▶ [PROBLEM DESCRIPTION] Print all of the lines exactly. Any picture among them stays out.

[Entries from a dataset]

-*-*-

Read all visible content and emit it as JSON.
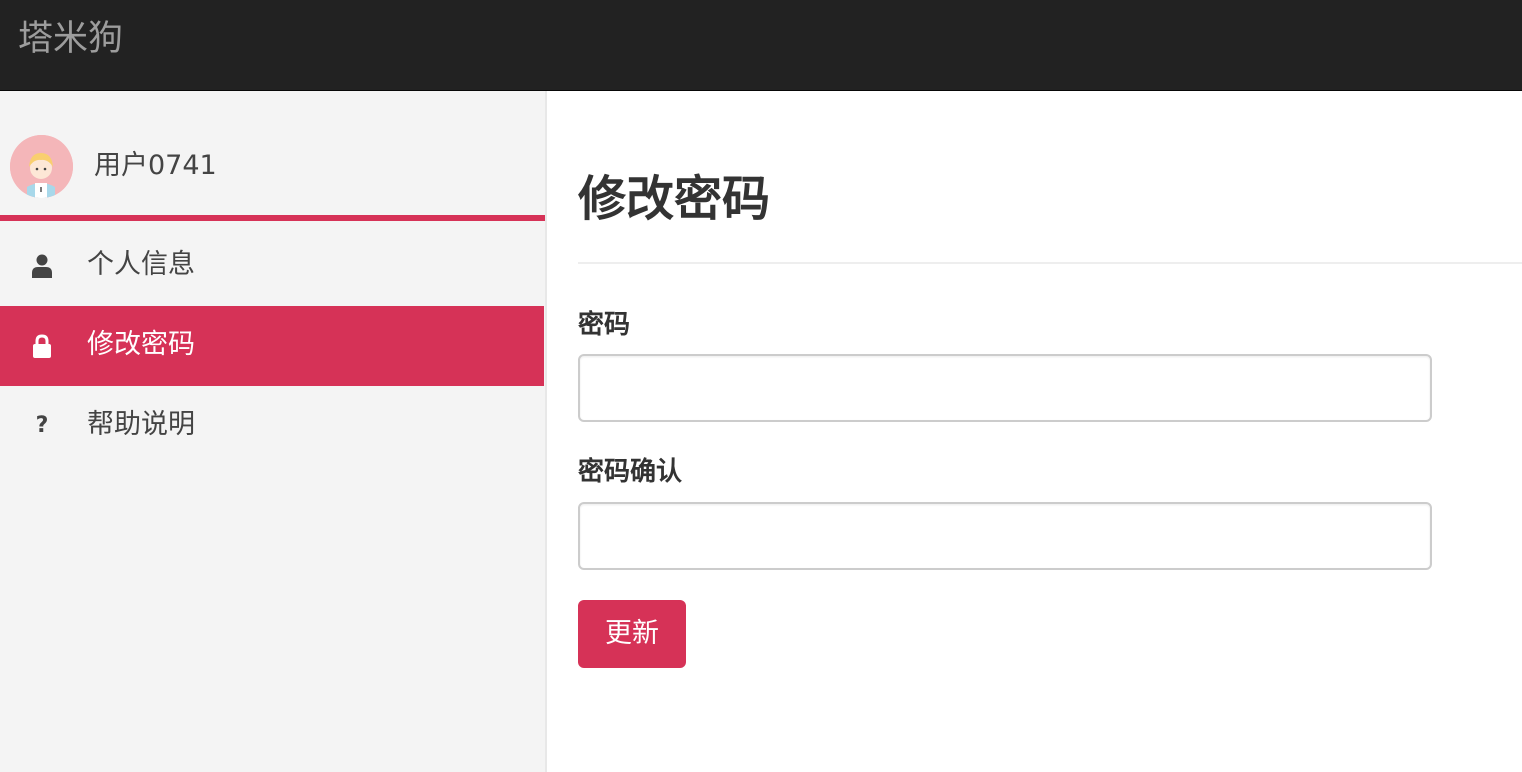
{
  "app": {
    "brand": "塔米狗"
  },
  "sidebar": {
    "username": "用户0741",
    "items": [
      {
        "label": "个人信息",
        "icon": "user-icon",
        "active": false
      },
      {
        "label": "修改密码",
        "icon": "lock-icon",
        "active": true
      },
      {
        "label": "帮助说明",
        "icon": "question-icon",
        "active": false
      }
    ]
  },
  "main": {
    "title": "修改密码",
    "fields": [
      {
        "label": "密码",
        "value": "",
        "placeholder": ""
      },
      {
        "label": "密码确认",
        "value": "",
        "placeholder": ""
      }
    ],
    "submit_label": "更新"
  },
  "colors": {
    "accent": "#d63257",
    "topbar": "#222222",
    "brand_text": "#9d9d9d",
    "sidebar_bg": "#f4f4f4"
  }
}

-*-*-

▶ [EXERCISE RESULT]
Read all visible content and emit it as JSON.
{
  "app": {
    "brand": "塔米狗"
  },
  "sidebar": {
    "username": "用户0741",
    "items": [
      {
        "label": "个人信息",
        "icon": "user-icon",
        "active": false
      },
      {
        "label": "修改密码",
        "icon": "lock-icon",
        "active": true
      },
      {
        "label": "帮助说明",
        "icon": "question-icon",
        "active": false
      }
    ]
  },
  "main": {
    "title": "修改密码",
    "fields": [
      {
        "label": "密码",
        "value": "",
        "placeholder": ""
      },
      {
        "label": "密码确认",
        "value": "",
        "placeholder": ""
      }
    ],
    "submit_label": "更新"
  },
  "colors": {
    "accent": "#d63257",
    "topbar": "#222222",
    "brand_text": "#9d9d9d",
    "sidebar_bg": "#f4f4f4"
  }
}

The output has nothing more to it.